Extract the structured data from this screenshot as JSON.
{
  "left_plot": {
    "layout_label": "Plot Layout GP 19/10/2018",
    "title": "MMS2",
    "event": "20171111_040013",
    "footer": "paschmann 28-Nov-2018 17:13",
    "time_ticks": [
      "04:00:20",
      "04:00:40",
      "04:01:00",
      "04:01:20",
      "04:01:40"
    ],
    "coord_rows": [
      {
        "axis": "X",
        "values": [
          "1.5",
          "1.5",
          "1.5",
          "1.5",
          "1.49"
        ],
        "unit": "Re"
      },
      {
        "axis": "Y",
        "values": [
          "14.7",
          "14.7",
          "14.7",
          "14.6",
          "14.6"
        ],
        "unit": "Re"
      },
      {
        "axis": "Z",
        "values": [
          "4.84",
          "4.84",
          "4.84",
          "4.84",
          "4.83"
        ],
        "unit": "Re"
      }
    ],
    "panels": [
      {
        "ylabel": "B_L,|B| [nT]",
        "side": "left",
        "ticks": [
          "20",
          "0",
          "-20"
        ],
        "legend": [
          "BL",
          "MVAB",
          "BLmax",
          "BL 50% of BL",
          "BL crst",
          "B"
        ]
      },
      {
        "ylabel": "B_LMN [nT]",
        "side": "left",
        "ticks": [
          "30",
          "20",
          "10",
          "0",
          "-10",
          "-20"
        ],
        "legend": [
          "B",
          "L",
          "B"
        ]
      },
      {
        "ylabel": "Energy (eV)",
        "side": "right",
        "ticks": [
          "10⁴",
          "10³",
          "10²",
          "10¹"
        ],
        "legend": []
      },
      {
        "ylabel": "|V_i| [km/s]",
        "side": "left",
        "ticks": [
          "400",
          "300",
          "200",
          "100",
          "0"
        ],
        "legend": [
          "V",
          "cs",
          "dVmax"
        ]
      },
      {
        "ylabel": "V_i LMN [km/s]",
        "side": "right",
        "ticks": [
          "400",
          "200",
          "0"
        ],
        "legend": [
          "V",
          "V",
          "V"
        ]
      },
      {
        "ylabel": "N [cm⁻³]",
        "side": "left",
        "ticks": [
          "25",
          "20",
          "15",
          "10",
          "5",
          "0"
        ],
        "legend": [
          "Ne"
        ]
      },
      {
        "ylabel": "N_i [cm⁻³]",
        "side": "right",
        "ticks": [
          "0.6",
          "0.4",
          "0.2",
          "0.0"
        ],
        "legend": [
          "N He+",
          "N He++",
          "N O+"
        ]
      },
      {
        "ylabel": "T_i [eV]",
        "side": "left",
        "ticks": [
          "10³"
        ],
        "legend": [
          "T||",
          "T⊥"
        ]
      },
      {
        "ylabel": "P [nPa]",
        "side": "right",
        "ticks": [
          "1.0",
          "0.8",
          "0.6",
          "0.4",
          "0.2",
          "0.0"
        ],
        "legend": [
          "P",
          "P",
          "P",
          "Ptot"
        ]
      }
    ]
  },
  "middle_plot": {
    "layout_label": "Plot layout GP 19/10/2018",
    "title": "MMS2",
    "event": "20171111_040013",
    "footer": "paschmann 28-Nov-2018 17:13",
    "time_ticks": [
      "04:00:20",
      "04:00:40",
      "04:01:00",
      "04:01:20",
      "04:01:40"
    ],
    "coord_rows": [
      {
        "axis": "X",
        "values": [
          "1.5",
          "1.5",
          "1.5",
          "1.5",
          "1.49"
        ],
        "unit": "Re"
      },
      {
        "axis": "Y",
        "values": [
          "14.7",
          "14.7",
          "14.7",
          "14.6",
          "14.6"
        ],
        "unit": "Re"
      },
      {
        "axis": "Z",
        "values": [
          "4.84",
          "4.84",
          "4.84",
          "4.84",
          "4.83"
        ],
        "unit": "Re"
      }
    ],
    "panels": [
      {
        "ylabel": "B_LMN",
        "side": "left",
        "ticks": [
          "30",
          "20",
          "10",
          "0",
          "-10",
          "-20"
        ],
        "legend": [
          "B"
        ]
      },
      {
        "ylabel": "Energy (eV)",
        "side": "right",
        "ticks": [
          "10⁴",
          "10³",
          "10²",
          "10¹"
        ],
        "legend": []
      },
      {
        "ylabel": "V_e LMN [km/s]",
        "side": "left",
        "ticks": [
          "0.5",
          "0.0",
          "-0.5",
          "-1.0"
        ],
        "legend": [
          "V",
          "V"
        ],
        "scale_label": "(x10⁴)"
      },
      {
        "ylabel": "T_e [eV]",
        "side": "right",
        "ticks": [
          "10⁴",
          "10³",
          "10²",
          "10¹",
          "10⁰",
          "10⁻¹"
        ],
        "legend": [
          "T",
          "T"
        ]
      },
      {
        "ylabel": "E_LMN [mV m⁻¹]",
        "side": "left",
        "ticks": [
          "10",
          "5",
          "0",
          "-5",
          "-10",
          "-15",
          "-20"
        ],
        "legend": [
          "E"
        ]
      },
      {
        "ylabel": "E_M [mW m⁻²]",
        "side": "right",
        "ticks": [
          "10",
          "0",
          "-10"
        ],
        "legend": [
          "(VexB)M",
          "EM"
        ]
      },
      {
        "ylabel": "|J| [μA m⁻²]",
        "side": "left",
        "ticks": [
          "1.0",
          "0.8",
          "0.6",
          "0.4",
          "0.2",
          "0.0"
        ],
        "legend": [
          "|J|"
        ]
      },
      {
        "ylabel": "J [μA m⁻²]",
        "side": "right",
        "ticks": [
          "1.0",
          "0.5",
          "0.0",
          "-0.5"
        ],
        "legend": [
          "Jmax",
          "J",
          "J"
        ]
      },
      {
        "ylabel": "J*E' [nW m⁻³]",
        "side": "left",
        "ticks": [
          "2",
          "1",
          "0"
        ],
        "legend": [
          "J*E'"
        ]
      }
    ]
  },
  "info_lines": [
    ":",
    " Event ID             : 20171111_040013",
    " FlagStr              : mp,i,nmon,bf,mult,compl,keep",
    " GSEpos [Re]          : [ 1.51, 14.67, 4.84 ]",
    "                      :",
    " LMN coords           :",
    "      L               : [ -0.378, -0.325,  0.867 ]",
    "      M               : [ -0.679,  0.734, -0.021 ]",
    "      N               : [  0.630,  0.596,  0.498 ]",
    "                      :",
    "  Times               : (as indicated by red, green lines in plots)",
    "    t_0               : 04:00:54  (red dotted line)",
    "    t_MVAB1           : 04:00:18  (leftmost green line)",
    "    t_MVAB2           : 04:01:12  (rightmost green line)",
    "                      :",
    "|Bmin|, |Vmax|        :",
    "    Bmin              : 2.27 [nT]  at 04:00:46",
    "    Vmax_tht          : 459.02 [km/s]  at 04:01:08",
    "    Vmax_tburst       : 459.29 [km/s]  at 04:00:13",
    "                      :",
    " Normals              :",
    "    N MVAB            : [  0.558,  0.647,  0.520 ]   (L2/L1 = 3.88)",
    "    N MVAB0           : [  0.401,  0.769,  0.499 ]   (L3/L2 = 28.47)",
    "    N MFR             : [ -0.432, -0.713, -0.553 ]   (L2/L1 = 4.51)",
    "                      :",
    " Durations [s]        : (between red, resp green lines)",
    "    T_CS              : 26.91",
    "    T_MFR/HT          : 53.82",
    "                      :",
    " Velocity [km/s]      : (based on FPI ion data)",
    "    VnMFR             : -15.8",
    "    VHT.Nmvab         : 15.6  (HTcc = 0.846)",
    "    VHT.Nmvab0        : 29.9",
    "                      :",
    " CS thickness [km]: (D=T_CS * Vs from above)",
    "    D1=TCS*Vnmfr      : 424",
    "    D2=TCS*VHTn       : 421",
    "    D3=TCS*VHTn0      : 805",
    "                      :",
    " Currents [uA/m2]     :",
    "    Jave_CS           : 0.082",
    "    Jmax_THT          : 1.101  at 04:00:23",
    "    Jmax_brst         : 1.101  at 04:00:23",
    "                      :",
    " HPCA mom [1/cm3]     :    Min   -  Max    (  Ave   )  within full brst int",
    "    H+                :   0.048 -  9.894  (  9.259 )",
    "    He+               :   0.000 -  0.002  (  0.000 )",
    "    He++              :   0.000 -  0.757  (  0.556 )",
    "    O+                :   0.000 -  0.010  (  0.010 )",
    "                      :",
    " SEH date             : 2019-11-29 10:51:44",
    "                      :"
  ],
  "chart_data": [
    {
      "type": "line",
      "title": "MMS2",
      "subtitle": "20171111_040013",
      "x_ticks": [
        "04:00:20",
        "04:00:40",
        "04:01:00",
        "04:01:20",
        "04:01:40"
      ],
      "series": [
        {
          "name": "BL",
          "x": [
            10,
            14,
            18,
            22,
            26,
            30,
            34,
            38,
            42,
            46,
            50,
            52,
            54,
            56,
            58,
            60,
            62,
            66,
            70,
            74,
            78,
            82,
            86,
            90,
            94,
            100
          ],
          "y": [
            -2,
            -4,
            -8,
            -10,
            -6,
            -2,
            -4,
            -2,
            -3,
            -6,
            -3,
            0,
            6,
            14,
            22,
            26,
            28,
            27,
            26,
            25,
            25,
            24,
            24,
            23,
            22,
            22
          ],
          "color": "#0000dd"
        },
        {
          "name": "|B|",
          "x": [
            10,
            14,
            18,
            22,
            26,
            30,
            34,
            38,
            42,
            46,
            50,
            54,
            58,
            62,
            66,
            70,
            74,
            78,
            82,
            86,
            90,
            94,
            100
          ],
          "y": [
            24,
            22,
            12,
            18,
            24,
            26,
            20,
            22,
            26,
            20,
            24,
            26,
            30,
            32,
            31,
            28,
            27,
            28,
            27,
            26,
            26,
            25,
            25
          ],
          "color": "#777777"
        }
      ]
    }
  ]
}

• **WRITTEN TASK**: Determine how many lines of the listing above include the word "from", and report that number only.

• **COMPLETE OUTPUT**: 2